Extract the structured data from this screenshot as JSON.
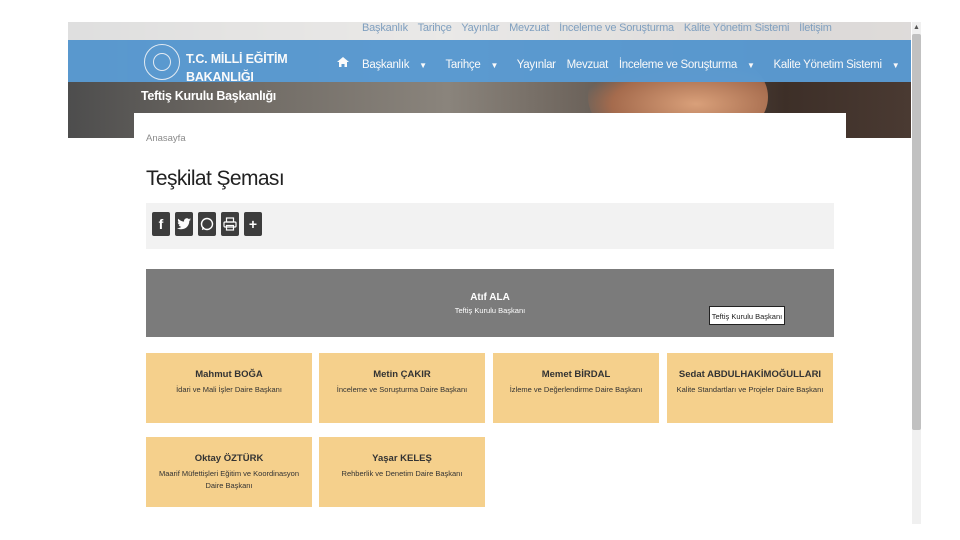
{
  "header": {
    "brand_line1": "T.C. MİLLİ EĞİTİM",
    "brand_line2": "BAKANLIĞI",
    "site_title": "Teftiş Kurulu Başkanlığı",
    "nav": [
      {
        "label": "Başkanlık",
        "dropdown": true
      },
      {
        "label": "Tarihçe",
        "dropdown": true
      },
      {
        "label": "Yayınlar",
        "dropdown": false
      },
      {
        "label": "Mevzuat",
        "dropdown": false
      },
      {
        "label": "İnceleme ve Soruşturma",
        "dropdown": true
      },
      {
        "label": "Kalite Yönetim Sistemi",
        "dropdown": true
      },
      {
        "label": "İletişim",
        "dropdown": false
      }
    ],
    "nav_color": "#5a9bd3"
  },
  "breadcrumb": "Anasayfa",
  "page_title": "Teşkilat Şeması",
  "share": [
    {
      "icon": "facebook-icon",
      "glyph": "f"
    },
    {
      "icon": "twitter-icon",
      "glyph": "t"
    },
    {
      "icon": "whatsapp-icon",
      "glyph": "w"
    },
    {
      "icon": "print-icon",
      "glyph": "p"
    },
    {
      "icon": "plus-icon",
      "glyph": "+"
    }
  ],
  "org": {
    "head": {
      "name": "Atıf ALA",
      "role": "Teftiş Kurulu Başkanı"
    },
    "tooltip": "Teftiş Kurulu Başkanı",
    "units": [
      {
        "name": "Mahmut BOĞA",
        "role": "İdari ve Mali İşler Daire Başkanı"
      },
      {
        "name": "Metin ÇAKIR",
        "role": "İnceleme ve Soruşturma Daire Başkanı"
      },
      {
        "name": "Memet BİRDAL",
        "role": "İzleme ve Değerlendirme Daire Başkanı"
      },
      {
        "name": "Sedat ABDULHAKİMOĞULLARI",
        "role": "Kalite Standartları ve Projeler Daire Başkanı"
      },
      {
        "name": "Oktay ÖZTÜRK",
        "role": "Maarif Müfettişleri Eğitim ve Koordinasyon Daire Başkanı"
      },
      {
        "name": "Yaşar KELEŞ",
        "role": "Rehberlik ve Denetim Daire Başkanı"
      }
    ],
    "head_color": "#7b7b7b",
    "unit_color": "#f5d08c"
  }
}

□ □ □ □ □

Task instructions: Copy out each record shown above without alteration, skipping any picture.

Written solution:
Extract the structured data from this screenshot as JSON.
{
  "header": {
    "brand_line1": "T.C. MİLLİ EĞİTİM",
    "brand_line2": "BAKANLIĞI",
    "site_title": "Teftiş Kurulu Başkanlığı",
    "nav": [
      {
        "label": "Başkanlık",
        "dropdown": true
      },
      {
        "label": "Tarihçe",
        "dropdown": true
      },
      {
        "label": "Yayınlar",
        "dropdown": false
      },
      {
        "label": "Mevzuat",
        "dropdown": false
      },
      {
        "label": "İnceleme ve Soruşturma",
        "dropdown": true
      },
      {
        "label": "Kalite Yönetim Sistemi",
        "dropdown": true
      },
      {
        "label": "İletişim",
        "dropdown": false
      }
    ],
    "nav_color": "#5a9bd3"
  },
  "breadcrumb": "Anasayfa",
  "page_title": "Teşkilat Şeması",
  "share": [
    {
      "icon": "facebook-icon",
      "glyph": "f"
    },
    {
      "icon": "twitter-icon",
      "glyph": "t"
    },
    {
      "icon": "whatsapp-icon",
      "glyph": "w"
    },
    {
      "icon": "print-icon",
      "glyph": "p"
    },
    {
      "icon": "plus-icon",
      "glyph": "+"
    }
  ],
  "org": {
    "head": {
      "name": "Atıf ALA",
      "role": "Teftiş Kurulu Başkanı"
    },
    "tooltip": "Teftiş Kurulu Başkanı",
    "units": [
      {
        "name": "Mahmut BOĞA",
        "role": "İdari ve Mali İşler Daire Başkanı"
      },
      {
        "name": "Metin ÇAKIR",
        "role": "İnceleme ve Soruşturma Daire Başkanı"
      },
      {
        "name": "Memet BİRDAL",
        "role": "İzleme ve Değerlendirme Daire Başkanı"
      },
      {
        "name": "Sedat ABDULHAKİMOĞULLARI",
        "role": "Kalite Standartları ve Projeler Daire Başkanı"
      },
      {
        "name": "Oktay ÖZTÜRK",
        "role": "Maarif Müfettişleri Eğitim ve Koordinasyon Daire Başkanı"
      },
      {
        "name": "Yaşar KELEŞ",
        "role": "Rehberlik ve Denetim Daire Başkanı"
      }
    ],
    "head_color": "#7b7b7b",
    "unit_color": "#f5d08c"
  }
}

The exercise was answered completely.